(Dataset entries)
■ ■ ■ ■

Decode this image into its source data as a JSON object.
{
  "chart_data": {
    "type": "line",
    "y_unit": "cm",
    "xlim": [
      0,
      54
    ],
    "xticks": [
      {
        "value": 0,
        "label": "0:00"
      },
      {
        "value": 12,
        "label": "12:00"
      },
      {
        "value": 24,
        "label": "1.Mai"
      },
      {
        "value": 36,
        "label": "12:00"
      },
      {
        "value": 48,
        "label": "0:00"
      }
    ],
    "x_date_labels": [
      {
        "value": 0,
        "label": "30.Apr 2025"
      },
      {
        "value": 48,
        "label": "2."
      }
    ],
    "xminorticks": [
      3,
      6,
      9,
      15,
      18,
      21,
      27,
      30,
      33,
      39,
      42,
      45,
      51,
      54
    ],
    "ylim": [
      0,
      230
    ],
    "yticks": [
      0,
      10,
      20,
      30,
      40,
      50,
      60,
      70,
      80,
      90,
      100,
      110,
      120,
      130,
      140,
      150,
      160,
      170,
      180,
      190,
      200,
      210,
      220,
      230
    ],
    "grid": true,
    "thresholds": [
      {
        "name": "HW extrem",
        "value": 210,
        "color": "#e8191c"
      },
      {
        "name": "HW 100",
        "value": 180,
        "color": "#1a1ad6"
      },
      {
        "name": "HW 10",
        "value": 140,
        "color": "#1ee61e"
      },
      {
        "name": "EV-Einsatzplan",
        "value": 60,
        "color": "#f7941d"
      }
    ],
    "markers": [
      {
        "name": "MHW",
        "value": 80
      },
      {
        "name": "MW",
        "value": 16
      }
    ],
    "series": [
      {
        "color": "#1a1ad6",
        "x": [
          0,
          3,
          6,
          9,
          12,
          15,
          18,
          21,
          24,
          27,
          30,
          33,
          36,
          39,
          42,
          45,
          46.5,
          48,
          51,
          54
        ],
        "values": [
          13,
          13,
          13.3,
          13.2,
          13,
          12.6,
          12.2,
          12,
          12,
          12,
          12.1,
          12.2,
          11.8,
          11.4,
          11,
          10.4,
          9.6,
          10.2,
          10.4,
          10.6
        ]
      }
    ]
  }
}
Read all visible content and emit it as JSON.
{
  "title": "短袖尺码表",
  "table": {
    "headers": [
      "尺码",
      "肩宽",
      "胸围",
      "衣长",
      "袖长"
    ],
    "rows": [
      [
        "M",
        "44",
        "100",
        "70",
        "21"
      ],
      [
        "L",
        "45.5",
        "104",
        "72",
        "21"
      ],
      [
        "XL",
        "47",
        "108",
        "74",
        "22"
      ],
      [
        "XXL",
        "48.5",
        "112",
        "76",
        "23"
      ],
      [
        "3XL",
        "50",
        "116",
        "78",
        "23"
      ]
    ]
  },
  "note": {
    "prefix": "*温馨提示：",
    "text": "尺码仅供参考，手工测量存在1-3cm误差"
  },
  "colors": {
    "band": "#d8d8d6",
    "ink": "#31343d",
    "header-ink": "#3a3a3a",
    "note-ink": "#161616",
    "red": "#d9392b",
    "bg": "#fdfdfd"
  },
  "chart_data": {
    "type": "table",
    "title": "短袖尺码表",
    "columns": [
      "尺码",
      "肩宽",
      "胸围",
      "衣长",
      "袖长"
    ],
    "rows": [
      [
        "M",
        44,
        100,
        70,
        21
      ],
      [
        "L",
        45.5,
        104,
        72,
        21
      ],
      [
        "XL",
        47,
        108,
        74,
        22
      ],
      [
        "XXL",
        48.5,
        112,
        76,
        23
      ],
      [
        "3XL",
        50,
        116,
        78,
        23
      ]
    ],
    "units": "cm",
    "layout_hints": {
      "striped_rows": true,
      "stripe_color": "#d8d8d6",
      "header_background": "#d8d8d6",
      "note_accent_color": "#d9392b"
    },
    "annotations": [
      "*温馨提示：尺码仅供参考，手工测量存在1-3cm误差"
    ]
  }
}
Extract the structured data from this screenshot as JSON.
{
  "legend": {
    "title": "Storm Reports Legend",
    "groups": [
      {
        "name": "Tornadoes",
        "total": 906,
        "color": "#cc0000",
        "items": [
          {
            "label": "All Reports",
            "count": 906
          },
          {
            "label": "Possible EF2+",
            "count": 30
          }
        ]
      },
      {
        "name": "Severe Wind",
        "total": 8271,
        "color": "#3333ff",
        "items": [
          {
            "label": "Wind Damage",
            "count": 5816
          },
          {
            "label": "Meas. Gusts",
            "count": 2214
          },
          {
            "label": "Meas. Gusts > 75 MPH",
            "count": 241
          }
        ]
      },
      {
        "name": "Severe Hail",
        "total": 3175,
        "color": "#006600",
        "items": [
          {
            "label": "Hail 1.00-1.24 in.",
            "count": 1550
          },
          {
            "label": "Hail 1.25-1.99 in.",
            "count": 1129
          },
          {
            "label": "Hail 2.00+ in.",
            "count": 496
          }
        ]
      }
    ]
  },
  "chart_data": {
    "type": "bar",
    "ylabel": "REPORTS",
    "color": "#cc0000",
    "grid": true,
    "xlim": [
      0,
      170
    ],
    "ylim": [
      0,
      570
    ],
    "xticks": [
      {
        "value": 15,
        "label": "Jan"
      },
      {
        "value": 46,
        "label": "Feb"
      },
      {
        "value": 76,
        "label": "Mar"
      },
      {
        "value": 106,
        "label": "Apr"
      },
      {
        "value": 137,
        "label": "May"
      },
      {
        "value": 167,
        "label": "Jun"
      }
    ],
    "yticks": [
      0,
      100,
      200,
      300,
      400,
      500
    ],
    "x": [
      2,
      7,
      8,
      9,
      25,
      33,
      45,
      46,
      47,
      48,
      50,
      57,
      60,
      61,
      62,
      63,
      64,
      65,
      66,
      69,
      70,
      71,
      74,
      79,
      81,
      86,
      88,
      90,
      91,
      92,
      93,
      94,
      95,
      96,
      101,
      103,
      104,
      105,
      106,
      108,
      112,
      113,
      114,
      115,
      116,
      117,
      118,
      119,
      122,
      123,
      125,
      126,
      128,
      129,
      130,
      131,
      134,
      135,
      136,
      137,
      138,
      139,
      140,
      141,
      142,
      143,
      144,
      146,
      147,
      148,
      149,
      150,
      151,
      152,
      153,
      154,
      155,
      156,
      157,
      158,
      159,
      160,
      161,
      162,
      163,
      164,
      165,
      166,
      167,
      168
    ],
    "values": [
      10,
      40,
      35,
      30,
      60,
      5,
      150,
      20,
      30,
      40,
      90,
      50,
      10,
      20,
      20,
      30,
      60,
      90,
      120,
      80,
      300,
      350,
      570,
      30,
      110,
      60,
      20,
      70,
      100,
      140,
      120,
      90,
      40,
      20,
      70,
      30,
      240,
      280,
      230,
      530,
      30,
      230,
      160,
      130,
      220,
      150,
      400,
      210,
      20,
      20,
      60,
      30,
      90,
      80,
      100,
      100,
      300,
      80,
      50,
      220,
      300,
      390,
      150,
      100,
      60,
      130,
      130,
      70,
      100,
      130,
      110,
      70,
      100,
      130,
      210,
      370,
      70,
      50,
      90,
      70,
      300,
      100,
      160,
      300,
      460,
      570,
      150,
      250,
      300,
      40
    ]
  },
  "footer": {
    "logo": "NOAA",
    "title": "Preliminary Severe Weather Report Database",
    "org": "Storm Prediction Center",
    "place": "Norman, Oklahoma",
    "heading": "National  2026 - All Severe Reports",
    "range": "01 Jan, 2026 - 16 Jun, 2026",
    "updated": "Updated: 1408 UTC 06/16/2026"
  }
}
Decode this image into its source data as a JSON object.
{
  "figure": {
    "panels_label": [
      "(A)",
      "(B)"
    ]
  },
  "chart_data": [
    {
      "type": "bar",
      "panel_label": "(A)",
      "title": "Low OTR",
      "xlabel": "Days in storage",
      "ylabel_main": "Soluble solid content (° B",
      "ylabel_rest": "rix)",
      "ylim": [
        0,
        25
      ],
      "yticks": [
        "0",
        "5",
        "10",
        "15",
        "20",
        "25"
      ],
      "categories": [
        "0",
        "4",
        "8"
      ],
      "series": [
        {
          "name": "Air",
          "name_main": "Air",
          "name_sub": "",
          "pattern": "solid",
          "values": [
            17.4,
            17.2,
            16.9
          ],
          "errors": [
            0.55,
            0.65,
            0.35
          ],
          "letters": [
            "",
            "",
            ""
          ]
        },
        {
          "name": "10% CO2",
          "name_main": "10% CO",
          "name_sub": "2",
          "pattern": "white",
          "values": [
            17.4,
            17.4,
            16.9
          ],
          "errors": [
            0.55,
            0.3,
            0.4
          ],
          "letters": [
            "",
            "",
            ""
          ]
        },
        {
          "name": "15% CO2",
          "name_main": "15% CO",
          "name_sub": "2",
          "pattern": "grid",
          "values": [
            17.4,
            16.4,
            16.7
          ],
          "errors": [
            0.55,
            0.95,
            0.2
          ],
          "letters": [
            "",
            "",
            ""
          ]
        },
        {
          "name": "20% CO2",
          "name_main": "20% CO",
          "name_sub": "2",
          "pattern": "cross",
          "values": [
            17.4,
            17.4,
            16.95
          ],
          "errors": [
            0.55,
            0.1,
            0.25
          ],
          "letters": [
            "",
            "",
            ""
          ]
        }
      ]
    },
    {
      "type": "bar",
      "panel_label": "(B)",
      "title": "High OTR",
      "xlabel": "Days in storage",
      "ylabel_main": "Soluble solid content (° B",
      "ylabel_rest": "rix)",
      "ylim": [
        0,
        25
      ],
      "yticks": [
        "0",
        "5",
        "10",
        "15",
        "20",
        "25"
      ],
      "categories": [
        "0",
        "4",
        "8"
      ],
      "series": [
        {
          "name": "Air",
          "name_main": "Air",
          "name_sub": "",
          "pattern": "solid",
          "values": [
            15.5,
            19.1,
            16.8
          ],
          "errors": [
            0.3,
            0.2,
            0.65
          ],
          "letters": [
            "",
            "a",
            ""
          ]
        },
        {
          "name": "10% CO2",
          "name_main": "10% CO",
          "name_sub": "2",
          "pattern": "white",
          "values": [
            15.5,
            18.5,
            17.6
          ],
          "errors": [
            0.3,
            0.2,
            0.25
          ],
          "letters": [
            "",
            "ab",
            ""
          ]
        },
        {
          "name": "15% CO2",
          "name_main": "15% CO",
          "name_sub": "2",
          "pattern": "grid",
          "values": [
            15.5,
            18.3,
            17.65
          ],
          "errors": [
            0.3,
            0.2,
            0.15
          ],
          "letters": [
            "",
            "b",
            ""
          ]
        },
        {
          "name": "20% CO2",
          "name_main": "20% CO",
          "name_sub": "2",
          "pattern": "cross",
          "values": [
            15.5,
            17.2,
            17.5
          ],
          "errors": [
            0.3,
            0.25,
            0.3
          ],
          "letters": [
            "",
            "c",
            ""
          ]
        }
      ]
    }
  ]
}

■ ■ ■ ■

Say how many lines above hold the word "Gusts", giving only the count.

■ **REPLY**
2